Problem to solve:
Express the material as a JSON list of strings, one string per line and no blank lines, starting with the line containing "Patent image size: (1402, 1058)." and running through the line containing "The third die 104c is at (1133, 205).".

Dataset items:
===

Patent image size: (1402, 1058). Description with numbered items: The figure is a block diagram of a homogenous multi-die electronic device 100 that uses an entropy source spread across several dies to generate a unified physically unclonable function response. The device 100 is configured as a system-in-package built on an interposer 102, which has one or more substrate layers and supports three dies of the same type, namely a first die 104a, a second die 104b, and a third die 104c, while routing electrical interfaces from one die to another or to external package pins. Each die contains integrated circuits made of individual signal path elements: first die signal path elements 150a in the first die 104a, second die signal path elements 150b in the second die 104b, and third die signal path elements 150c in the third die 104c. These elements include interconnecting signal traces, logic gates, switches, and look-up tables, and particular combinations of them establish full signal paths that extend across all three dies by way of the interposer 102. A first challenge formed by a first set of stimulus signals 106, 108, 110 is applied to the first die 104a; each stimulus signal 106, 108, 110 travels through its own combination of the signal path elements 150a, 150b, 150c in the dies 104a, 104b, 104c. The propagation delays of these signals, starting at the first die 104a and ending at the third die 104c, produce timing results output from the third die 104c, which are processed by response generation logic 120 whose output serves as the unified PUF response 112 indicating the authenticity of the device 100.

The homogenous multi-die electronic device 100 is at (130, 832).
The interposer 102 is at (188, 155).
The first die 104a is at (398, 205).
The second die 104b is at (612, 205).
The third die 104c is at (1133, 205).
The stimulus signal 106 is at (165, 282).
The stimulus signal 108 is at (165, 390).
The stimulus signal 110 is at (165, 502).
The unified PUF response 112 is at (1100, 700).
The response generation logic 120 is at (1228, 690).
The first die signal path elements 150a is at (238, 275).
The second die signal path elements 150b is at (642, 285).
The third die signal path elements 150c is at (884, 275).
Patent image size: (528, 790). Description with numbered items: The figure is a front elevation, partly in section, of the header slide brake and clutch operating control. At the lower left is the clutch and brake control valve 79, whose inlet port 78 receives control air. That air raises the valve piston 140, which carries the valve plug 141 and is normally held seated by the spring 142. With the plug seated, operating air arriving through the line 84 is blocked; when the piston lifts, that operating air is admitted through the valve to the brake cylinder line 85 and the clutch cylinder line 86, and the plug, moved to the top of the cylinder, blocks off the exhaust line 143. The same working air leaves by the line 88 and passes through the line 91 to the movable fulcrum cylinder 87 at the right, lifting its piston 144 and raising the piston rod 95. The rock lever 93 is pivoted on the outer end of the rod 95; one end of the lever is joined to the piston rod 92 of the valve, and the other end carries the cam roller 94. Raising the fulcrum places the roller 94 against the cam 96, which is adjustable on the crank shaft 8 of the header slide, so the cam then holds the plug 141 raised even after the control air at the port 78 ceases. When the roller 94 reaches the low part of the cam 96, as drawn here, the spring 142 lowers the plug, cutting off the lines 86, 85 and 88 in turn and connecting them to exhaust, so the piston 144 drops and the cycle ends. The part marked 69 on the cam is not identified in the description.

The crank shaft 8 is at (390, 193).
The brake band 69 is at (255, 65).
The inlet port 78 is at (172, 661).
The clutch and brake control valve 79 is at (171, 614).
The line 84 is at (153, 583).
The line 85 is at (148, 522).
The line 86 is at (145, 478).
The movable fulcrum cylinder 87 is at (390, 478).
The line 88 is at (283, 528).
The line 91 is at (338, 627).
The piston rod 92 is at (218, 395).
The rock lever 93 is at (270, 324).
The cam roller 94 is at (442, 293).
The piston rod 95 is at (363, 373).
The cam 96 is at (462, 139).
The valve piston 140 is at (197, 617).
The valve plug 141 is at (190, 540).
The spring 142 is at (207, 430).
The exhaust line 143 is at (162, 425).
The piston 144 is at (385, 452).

===

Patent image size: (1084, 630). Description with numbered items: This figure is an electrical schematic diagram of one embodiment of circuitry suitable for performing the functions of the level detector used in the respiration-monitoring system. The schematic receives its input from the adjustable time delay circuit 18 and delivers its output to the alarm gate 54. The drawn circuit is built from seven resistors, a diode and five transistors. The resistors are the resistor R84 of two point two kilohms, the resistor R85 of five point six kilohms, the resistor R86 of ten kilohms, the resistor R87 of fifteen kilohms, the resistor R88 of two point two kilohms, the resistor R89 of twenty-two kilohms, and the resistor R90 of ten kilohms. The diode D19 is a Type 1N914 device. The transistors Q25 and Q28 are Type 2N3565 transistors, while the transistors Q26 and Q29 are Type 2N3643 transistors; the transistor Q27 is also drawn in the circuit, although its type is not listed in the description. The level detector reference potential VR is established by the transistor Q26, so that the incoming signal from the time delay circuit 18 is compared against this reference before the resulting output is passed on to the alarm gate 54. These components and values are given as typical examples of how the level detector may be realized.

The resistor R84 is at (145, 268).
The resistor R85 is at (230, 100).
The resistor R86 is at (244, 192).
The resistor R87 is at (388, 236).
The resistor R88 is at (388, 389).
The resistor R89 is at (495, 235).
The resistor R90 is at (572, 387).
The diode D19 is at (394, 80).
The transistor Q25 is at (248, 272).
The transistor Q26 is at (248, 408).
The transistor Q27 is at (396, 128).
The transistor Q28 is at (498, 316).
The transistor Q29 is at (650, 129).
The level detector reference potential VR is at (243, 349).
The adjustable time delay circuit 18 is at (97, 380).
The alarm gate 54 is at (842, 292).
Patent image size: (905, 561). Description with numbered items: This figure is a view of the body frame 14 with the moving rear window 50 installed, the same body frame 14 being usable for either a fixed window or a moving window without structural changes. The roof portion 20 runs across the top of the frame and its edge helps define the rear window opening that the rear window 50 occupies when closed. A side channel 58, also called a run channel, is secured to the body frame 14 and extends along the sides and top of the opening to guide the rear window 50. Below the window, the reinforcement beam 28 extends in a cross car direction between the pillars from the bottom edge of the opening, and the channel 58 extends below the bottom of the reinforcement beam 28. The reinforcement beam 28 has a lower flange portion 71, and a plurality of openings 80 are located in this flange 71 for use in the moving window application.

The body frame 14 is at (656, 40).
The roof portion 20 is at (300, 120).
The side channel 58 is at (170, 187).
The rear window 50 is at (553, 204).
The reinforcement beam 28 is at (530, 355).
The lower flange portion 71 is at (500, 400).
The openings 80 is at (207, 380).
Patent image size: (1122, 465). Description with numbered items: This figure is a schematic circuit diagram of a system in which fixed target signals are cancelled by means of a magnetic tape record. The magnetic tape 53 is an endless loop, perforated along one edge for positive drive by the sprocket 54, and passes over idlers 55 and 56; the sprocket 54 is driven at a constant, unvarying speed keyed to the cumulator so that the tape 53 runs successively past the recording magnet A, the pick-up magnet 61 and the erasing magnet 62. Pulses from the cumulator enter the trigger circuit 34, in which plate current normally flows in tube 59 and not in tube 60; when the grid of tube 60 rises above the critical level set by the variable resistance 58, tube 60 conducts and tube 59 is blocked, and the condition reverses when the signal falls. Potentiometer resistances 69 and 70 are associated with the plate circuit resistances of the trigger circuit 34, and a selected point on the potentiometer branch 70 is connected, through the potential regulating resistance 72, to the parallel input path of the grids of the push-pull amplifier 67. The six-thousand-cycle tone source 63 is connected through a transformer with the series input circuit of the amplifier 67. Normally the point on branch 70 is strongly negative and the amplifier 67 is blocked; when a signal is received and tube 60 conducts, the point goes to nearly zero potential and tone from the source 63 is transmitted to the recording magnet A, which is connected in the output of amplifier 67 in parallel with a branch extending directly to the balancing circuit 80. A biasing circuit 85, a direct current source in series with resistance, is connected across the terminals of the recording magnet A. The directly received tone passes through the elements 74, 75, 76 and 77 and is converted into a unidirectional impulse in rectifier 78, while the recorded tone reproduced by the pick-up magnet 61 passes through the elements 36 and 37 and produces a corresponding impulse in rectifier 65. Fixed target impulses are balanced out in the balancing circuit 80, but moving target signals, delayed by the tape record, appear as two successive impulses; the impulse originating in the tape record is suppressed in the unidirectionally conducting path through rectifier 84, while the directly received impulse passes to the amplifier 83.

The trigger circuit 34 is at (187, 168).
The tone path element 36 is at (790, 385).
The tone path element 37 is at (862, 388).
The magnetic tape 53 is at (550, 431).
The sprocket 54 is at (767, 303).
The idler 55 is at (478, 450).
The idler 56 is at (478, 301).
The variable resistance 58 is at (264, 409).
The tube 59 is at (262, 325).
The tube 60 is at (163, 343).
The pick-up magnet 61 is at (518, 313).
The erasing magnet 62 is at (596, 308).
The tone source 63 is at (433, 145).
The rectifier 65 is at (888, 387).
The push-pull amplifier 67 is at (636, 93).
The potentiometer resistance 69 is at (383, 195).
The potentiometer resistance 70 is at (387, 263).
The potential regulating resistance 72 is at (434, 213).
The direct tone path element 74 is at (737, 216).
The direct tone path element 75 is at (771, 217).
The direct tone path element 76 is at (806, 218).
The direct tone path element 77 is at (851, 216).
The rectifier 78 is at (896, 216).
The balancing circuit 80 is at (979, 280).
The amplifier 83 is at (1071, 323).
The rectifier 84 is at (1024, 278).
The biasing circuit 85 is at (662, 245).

===

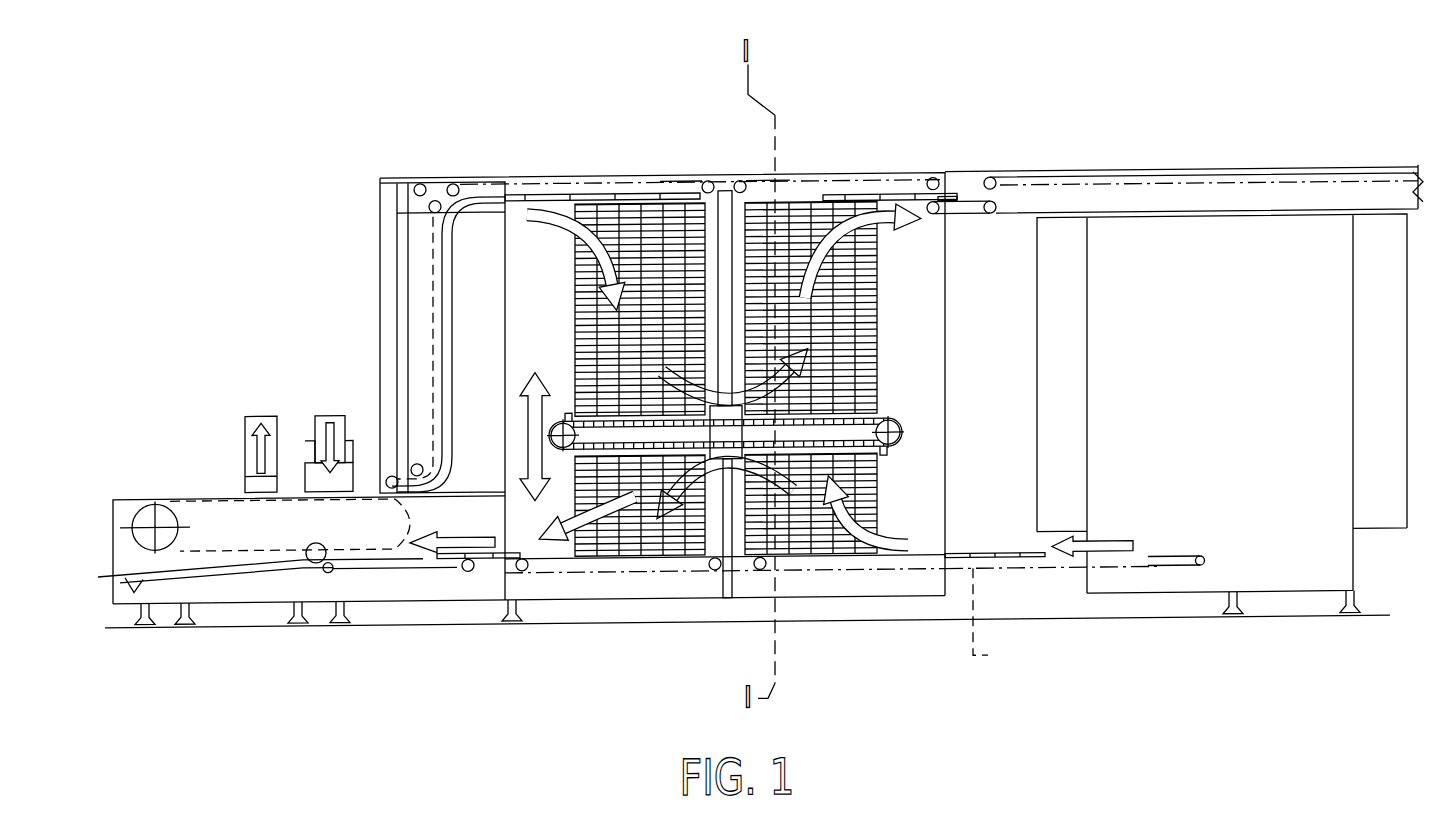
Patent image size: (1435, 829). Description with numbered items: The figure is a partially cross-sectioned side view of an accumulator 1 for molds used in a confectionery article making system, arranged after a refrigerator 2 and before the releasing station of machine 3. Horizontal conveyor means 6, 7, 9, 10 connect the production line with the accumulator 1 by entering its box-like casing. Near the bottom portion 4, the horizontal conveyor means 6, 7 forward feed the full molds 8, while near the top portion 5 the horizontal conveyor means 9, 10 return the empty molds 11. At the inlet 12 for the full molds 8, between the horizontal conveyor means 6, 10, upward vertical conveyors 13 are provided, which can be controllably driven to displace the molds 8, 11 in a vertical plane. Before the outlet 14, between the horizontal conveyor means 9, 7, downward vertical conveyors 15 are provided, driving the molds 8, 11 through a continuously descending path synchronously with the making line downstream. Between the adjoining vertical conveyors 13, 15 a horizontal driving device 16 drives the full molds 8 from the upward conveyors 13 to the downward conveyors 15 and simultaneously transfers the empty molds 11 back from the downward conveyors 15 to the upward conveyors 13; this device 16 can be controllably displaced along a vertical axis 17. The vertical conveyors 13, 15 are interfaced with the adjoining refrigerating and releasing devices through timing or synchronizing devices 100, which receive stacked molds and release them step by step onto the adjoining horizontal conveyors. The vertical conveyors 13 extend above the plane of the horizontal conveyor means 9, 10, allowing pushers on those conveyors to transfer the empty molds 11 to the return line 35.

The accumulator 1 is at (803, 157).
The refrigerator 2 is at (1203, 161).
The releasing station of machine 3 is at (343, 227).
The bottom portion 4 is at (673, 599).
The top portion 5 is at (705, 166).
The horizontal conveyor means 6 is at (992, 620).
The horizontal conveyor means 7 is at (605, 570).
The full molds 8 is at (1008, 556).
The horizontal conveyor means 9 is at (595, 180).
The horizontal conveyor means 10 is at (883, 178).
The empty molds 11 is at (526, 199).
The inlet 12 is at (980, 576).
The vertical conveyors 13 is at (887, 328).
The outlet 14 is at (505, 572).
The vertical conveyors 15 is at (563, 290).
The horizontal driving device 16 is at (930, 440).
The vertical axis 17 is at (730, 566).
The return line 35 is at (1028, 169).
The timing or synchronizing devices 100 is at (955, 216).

===

Response below:
[
  "Patent image size: (1402, 1058). Description with numbered items: The figure is a block diagram of a homogenous multi-die electronic device 100 that uses an entropy source spread across several dies to generate a unified physically unclonable function response. The device 100 is configured as a system-in-package built on an interposer 102, which has one or more substrate layers and supports three dies of the same type, namely a first die 104a, a second die 104b, and a third die 104c, while routing electrical interfaces from one die to another or to external package pins. Each die contains integrated circuits made of individual signal path elements: first die signal path elements 150a in the first die 104a, second die signal path elements 150b in the second die 104b, and third die signal path elements 150c in the third die 104c. These elements include interconnecting signal traces, logic gates, switches, and look-up tables, and particular combinations of them establish full signal paths that extend across all three dies by way of the interposer 102. A first challenge formed by a first set of stimulus signals 106, 108, 110 is applied to the first die 104a; each stimulus signal 106, 108, 110 travels through its own combination of the signal path elements 150a, 150b, 150c in the dies 104a, 104b, 104c. The propagation delays of these signals, starting at the first die 104a and ending at the third die 104c, produce timing results output from the third die 104c, which are processed by response generation logic 120 whose output serves as the unified PUF response 112 indicating the authenticity of the device 100.",
  "The homogenous multi-die electronic device 100 is at (130, 832).",
  "The interposer 102 is at (188, 155).",
  "The first die 104a is at (398, 205).",
  "The second die 104b is at (612, 205).",
  "The third die 104c is at (1133, 205)."
]